[Request] Put the lines of the records into a Markdown table with the columns n (row number) and Line, starting with the line that contains "annotate this image: element" and going on through the line that contains "Circle shape [167,382,243,458]". Leave out any blank lines, and include no other lines.

Dataset excerpt:

^^^^^^^^^^^^^^^^

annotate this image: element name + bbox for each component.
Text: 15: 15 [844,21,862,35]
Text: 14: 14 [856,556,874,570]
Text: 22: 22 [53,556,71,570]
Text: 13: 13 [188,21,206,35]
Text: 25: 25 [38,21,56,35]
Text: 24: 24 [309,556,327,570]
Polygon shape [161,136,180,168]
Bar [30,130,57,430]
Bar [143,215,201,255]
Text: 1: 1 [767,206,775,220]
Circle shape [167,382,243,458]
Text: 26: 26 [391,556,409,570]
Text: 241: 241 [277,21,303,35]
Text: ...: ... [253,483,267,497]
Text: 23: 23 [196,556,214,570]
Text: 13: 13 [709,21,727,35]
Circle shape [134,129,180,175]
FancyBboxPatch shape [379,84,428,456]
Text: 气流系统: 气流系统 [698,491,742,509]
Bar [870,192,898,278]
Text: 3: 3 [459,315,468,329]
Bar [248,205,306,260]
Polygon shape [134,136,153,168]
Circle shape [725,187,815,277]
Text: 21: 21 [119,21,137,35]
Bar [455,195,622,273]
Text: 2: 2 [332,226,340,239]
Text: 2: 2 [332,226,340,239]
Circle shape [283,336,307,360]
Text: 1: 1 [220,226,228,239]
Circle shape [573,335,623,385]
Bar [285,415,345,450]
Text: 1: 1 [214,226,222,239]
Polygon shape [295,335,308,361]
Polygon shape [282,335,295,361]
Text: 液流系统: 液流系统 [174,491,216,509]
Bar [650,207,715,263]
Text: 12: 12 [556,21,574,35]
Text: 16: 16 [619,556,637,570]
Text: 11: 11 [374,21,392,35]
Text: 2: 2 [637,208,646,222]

^^^^^^^^^^^^^^^^

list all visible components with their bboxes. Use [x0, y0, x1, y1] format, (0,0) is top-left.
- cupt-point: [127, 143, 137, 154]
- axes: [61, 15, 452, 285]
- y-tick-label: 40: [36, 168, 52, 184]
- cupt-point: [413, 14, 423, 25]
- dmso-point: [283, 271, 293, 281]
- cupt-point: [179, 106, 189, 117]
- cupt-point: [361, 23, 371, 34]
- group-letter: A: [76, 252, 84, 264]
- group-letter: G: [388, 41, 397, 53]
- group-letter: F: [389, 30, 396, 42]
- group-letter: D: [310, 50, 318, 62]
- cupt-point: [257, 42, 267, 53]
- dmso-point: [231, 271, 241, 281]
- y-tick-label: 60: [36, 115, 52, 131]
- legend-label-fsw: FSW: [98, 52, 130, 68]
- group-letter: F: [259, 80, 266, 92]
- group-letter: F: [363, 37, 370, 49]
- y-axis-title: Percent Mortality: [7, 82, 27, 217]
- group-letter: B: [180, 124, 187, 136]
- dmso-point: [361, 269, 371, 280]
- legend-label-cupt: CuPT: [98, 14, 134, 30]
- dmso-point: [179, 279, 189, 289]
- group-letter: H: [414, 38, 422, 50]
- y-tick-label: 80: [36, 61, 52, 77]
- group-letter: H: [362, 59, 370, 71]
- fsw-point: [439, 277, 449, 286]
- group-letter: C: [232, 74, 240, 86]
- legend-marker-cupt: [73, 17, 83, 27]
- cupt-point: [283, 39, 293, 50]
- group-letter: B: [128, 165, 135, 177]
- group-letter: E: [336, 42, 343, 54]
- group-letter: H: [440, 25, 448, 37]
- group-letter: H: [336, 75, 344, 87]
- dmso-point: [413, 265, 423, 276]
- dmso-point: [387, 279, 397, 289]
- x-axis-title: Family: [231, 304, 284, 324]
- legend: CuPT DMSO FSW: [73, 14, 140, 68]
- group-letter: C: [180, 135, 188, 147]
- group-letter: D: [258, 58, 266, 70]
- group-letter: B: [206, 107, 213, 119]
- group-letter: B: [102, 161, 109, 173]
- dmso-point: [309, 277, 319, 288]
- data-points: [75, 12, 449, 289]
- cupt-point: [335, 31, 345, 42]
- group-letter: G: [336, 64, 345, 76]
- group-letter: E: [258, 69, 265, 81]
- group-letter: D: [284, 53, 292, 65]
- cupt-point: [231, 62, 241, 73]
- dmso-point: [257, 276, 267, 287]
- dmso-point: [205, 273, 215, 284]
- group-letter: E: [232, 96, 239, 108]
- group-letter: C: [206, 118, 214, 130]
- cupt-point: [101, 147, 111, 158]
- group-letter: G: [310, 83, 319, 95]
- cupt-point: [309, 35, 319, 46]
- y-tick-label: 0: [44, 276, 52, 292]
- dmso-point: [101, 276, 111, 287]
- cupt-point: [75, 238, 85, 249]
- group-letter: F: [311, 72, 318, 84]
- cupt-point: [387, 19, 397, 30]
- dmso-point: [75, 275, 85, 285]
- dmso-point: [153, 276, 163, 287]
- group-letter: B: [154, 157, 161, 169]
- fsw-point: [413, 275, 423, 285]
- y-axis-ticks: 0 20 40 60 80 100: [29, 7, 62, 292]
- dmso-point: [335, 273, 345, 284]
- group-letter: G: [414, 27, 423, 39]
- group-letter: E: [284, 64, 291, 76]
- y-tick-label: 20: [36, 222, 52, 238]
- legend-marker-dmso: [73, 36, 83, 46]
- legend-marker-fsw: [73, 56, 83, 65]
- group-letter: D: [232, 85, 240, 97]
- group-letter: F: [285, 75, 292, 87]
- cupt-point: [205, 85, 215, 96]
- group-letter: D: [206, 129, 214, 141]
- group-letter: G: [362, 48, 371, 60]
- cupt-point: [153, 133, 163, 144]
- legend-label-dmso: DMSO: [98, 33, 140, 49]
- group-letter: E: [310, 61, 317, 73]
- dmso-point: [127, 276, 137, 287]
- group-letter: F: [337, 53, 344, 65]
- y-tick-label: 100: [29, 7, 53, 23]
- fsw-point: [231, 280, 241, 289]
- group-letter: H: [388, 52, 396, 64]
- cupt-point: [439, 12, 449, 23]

^^^^^^^^^^^^^^^^

[Correct answer]
| n | Line |
|---|---|
| 1 | annotate this image: element name + bbox for each component. |
| 2 | Text: 15: 15 [844,21,862,35] |
| 3 | Text: 14: 14 [856,556,874,570] |
| 4 | Text: 22: 22 [53,556,71,570] |
| 5 | Text: 13: 13 [188,21,206,35] |
| 6 | Text: 25: 25 [38,21,56,35] |
| 7 | Text: 24: 24 [309,556,327,570] |
| 8 | Polygon shape [161,136,180,168] |
| 9 | Bar [30,130,57,430] |
| 10 | Bar [143,215,201,255] |
| 11 | Text: 1: 1 [767,206,775,220] |
| 12 | Circle shape [167,382,243,458] |